▶ _To be done_
The data below needs to be returned exactly, line for line.

.....

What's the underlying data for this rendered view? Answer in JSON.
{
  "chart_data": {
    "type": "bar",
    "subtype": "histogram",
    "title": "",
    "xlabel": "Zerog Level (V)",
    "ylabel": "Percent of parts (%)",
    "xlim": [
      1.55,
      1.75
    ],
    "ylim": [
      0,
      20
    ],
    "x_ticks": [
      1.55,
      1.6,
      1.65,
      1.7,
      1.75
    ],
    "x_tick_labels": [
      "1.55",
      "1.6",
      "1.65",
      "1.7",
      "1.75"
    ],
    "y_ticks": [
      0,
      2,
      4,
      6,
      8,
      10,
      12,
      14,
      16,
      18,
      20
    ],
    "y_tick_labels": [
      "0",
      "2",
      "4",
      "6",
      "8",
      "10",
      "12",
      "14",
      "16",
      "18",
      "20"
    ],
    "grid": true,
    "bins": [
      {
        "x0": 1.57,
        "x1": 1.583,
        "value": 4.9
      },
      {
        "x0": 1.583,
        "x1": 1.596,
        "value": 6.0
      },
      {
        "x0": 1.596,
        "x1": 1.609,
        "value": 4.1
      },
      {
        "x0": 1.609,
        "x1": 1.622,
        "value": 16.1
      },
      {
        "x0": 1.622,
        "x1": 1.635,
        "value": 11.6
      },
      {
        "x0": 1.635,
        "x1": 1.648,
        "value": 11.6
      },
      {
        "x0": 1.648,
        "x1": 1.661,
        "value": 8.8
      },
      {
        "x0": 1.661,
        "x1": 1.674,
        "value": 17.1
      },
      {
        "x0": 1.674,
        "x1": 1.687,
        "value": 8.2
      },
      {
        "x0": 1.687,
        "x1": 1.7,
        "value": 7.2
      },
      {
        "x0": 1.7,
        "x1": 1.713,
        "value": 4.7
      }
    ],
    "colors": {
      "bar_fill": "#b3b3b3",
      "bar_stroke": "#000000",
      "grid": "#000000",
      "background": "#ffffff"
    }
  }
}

.....

▶ _Result of the exercise_
What's the underlying data for this rendered view? Answer in JSON.
{
  "chart_data": {
    "type": "bar",
    "subtype": "histogram",
    "title": "",
    "xlabel": "Zerog Level (V)",
    "ylabel": "Percent of parts (%)",
    "xlim": [
      1.55,
      1.75
    ],
    "ylim": [
      0,
      20
    ],
    "x_ticks": [
      1.55,
      1.6,
      1.65,
      1.7,
      1.75
    ],
    "x_tick_labels": [
      "1.55",
      "1.6",
      "1.65",
      "1.7",
      "1.75"
    ],
    "y_ticks": [
      0,
      2,
      4,
      6,
      8,
      10,
      12,
      14,
      16,
      18,
      20
    ],
    "y_tick_labels": [
      "0",
      "2",
      "4",
      "6",
      "8",
      "10",
      "12",
      "14",
      "16",
      "18",
      "20"
    ],
    "grid": true,
    "bins": [
      {
        "x0": 1.57,
        "x1": 1.583,
        "value": 4.9
      },
      {
        "x0": 1.583,
        "x1": 1.596,
        "value": 6.0
      },
      {
        "x0": 1.596,
        "x1": 1.609,
        "value": 4.1
      },
      {
        "x0": 1.609,
        "x1": 1.622,
        "value": 16.1
      },
      {
        "x0": 1.622,
        "x1": 1.635,
        "value": 11.6
      },
      {
        "x0": 1.635,
        "x1": 1.648,
        "value": 11.6
      },
      {
        "x0": 1.648,
        "x1": 1.661,
        "value": 8.8
      },
      {
        "x0": 1.661,
        "x1": 1.674,
        "value": 17.1
      },
      {
        "x0": 1.674,
        "x1": 1.687,
        "value": 8.2
      },
      {
        "x0": 1.687,
        "x1": 1.7,
        "value": 7.2
      },
      {
        "x0": 1.7,
        "x1": 1.713,
        "value": 4.7
      }
    ],
    "colors": {
      "bar_fill": "#b3b3b3",
      "bar_stroke": "#000000",
      "grid": "#000000",
      "background": "#ffffff"
    }
  }
}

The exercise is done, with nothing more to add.